___ INPUT FOR THIS TASK
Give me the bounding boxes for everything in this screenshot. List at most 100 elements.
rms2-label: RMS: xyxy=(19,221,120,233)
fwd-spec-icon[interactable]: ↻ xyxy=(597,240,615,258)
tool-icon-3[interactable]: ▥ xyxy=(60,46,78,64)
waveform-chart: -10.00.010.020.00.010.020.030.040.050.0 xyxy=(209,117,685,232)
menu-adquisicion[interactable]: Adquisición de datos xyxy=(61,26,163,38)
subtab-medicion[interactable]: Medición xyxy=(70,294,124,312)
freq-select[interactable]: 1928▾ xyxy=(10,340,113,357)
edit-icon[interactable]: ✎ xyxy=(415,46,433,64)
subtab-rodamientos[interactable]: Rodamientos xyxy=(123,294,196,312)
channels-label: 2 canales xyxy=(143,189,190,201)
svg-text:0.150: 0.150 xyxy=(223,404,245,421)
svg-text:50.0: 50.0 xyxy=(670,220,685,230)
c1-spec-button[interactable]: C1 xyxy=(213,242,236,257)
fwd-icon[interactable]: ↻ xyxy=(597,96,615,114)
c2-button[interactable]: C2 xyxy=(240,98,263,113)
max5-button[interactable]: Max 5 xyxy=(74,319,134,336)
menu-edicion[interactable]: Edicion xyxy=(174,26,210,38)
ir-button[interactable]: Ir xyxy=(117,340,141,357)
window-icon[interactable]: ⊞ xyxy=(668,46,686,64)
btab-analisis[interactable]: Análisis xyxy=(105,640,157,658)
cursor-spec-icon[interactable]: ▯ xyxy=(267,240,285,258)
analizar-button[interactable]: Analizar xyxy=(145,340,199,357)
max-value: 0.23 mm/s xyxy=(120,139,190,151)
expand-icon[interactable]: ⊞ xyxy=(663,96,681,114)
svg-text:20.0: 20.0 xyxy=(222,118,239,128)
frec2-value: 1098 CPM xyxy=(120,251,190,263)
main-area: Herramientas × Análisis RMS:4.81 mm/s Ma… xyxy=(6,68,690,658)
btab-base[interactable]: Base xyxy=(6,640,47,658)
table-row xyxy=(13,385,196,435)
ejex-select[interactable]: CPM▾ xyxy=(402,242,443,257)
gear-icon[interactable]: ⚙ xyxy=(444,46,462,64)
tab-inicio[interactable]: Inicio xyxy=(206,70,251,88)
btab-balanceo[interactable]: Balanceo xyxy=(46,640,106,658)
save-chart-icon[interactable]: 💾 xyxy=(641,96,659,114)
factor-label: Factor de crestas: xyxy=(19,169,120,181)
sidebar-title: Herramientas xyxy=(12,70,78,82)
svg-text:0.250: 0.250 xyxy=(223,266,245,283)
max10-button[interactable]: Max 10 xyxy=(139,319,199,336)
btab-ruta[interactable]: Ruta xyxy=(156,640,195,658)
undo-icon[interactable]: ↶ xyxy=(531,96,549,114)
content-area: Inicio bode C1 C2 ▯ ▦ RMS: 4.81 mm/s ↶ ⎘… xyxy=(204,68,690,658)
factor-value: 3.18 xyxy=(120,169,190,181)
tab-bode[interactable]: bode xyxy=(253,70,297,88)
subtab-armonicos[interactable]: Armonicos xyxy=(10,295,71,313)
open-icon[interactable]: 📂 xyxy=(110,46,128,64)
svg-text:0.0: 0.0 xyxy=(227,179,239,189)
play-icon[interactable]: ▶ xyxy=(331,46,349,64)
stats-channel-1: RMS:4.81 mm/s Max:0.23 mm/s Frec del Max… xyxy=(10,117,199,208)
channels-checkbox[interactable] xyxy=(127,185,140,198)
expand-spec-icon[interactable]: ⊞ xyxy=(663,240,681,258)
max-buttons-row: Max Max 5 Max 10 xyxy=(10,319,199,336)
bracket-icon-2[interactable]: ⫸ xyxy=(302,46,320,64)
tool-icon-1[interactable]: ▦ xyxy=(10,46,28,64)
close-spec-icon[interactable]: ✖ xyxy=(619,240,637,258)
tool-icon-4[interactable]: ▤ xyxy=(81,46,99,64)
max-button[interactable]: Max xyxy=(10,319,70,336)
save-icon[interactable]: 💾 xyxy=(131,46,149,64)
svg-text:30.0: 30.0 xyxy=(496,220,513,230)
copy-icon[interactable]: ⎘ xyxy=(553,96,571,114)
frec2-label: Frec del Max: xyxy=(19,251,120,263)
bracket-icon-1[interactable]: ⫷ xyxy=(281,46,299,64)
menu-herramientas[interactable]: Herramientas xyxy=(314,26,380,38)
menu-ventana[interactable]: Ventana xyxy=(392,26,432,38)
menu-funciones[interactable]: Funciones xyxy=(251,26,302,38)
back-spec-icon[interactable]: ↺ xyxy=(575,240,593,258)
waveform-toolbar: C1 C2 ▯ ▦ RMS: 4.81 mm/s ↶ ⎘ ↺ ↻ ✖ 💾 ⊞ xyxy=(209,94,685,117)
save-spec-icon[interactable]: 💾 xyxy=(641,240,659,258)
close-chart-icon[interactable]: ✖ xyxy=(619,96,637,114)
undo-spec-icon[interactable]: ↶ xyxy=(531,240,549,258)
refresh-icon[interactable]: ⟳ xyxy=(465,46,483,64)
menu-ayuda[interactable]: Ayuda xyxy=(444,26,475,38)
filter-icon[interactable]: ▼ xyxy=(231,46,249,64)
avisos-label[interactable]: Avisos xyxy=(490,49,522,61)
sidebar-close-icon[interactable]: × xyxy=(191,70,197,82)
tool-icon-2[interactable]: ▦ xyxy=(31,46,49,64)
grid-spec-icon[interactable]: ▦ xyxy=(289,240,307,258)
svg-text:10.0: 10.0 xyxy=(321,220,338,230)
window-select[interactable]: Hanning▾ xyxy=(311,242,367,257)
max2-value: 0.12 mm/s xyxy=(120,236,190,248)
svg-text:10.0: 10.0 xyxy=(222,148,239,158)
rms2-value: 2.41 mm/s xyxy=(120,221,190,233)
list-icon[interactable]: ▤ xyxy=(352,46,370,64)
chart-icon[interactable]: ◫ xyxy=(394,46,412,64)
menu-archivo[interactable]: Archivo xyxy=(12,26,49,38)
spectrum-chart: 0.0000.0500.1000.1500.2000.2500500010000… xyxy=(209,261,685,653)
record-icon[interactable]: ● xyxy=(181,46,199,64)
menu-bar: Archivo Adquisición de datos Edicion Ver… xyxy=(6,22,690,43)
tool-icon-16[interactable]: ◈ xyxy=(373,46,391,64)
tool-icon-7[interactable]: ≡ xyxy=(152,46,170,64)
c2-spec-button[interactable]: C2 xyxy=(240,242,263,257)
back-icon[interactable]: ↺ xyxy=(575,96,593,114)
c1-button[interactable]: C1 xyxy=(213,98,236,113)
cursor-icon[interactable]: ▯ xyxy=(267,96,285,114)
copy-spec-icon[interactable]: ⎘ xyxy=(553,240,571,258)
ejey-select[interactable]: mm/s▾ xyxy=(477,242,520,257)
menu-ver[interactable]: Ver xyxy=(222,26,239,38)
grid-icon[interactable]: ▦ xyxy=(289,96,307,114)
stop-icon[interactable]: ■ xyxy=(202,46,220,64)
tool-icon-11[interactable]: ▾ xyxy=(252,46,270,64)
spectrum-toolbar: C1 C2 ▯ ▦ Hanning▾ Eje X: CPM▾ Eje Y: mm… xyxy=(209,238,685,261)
______
## GIVEN INSTRUCTION
Reproduce all of the lines above verbatim.

## COMPLETE RESPONSE
Give me the bounding boxes for everything in this screenshot. List at most 100 elements.
rms2-label: RMS: xyxy=(19,221,120,233)
fwd-spec-icon[interactable]: ↻ xyxy=(597,240,615,258)
tool-icon-3[interactable]: ▥ xyxy=(60,46,78,64)
waveform-chart: -10.00.010.020.00.010.020.030.040.050.0 xyxy=(209,117,685,232)
menu-adquisicion[interactable]: Adquisición de datos xyxy=(61,26,163,38)
subtab-medicion[interactable]: Medición xyxy=(70,294,124,312)
freq-select[interactable]: 1928▾ xyxy=(10,340,113,357)
edit-icon[interactable]: ✎ xyxy=(415,46,433,64)
subtab-rodamientos[interactable]: Rodamientos xyxy=(123,294,196,312)
channels-label: 2 canales xyxy=(143,189,190,201)
svg-text:0.150: 0.150 xyxy=(223,404,245,421)
svg-text:50.0: 50.0 xyxy=(670,220,685,230)
c1-spec-button[interactable]: C1 xyxy=(213,242,236,257)
fwd-icon[interactable]: ↻ xyxy=(597,96,615,114)
c2-button[interactable]: C2 xyxy=(240,98,263,113)
max5-button[interactable]: Max 5 xyxy=(74,319,134,336)
menu-edicion[interactable]: Edicion xyxy=(174,26,210,38)
ir-button[interactable]: Ir xyxy=(117,340,141,357)
window-icon[interactable]: ⊞ xyxy=(668,46,686,64)
btab-analisis[interactable]: Análisis xyxy=(105,640,157,658)
cursor-spec-icon[interactable]: ▯ xyxy=(267,240,285,258)
analizar-button[interactable]: Analizar xyxy=(145,340,199,357)
max-value: 0.23 mm/s xyxy=(120,139,190,151)
expand-icon[interactable]: ⊞ xyxy=(663,96,681,114)
svg-text:20.0: 20.0 xyxy=(222,118,239,128)
frec2-value: 1098 CPM xyxy=(120,251,190,263)
main-area: Herramientas × Análisis RMS:4.81 mm/s Ma… xyxy=(6,68,690,658)
btab-base[interactable]: Base xyxy=(6,640,47,658)
table-row xyxy=(13,385,196,435)
ejex-select[interactable]: CPM▾ xyxy=(402,242,443,257)
gear-icon[interactable]: ⚙ xyxy=(444,46,462,64)
tab-inicio[interactable]: Inicio xyxy=(206,70,251,88)
btab-balanceo[interactable]: Balanceo xyxy=(46,640,106,658)
save-chart-icon[interactable]: 💾 xyxy=(641,96,659,114)
factor-label: Factor de crestas: xyxy=(19,169,120,181)
sidebar-title: Herramientas xyxy=(12,70,78,82)
svg-text:0.250: 0.250 xyxy=(223,266,245,283)
max10-button[interactable]: Max 10 xyxy=(139,319,199,336)
btab-ruta[interactable]: Ruta xyxy=(156,640,195,658)
undo-icon[interactable]: ↶ xyxy=(531,96,549,114)
content-area: Inicio bode C1 C2 ▯ ▦ RMS: 4.81 mm/s ↶ ⎘… xyxy=(204,68,690,658)
factor-value: 3.18 xyxy=(120,169,190,181)
tab-bode[interactable]: bode xyxy=(253,70,297,88)
subtab-armonicos[interactable]: Armonicos xyxy=(10,295,71,313)
open-icon[interactable]: 📂 xyxy=(110,46,128,64)
svg-text:0.0: 0.0 xyxy=(227,179,239,189)
play-icon[interactable]: ▶ xyxy=(331,46,349,64)
stats-channel-1: RMS:4.81 mm/s Max:0.23 mm/s Frec del Max… xyxy=(10,117,199,208)
channels-checkbox[interactable] xyxy=(127,185,140,198)
expand-spec-icon[interactable]: ⊞ xyxy=(663,240,681,258)
max-buttons-row: Max Max 5 Max 10 xyxy=(10,319,199,336)
bracket-icon-2[interactable]: ⫸ xyxy=(302,46,320,64)
tool-icon-1[interactable]: ▦ xyxy=(10,46,28,64)
close-spec-icon[interactable]: ✖ xyxy=(619,240,637,258)
tool-icon-4[interactable]: ▤ xyxy=(81,46,99,64)
max-button[interactable]: Max xyxy=(10,319,70,336)
save-icon[interactable]: 💾 xyxy=(131,46,149,64)
svg-text:30.0: 30.0 xyxy=(496,220,513,230)
copy-icon[interactable]: ⎘ xyxy=(553,96,571,114)
frec2-label: Frec del Max: xyxy=(19,251,120,263)
bracket-icon-1[interactable]: ⫷ xyxy=(281,46,299,64)
menu-herramientas[interactable]: Herramientas xyxy=(314,26,380,38)
menu-ventana[interactable]: Ventana xyxy=(392,26,432,38)
menu-funciones[interactable]: Funciones xyxy=(251,26,302,38)
back-spec-icon[interactable]: ↺ xyxy=(575,240,593,258)
waveform-toolbar: C1 C2 ▯ ▦ RMS: 4.81 mm/s ↶ ⎘ ↺ ↻ ✖ 💾 ⊞ xyxy=(209,94,685,117)
save-spec-icon[interactable]: 💾 xyxy=(641,240,659,258)
close-chart-icon[interactable]: ✖ xyxy=(619,96,637,114)
undo-spec-icon[interactable]: ↶ xyxy=(531,240,549,258)
refresh-icon[interactable]: ⟳ xyxy=(465,46,483,64)
menu-ayuda[interactable]: Ayuda xyxy=(444,26,475,38)
filter-icon[interactable]: ▼ xyxy=(231,46,249,64)
avisos-label[interactable]: Avisos xyxy=(490,49,522,61)
sidebar-close-icon[interactable]: × xyxy=(191,70,197,82)
tool-icon-2[interactable]: ▦ xyxy=(31,46,49,64)
grid-spec-icon[interactable]: ▦ xyxy=(289,240,307,258)
svg-text:10.0: 10.0 xyxy=(321,220,338,230)
window-select[interactable]: Hanning▾ xyxy=(311,242,367,257)
max2-value: 0.12 mm/s xyxy=(120,236,190,248)
svg-text:10.0: 10.0 xyxy=(222,148,239,158)
rms2-value: 2.41 mm/s xyxy=(120,221,190,233)
list-icon[interactable]: ▤ xyxy=(352,46,370,64)
chart-icon[interactable]: ◫ xyxy=(394,46,412,64)
menu-archivo[interactable]: Archivo xyxy=(12,26,49,38)
spectrum-chart: 0.0000.0500.1000.1500.2000.2500500010000… xyxy=(209,261,685,653)
record-icon[interactable]: ● xyxy=(181,46,199,64)
menu-bar: Archivo Adquisición de datos Edicion Ver… xyxy=(6,22,690,43)
tool-icon-16[interactable]: ◈ xyxy=(373,46,391,64)
tool-icon-7[interactable]: ≡ xyxy=(152,46,170,64)
c2-spec-button[interactable]: C2 xyxy=(240,242,263,257)
back-icon[interactable]: ↺ xyxy=(575,96,593,114)
c1-button[interactable]: C1 xyxy=(213,98,236,113)
cursor-icon[interactable]: ▯ xyxy=(267,96,285,114)
copy-spec-icon[interactable]: ⎘ xyxy=(553,240,571,258)
ejey-select[interactable]: mm/s▾ xyxy=(477,242,520,257)
menu-ver[interactable]: Ver xyxy=(222,26,239,38)
grid-icon[interactable]: ▦ xyxy=(289,96,307,114)
stop-icon[interactable]: ■ xyxy=(202,46,220,64)
tool-icon-11[interactable]: ▾ xyxy=(252,46,270,64)
spectrum-toolbar: C1 C2 ▯ ▦ Hanning▾ Eje X: CPM▾ Eje Y: mm… xyxy=(209,238,685,261)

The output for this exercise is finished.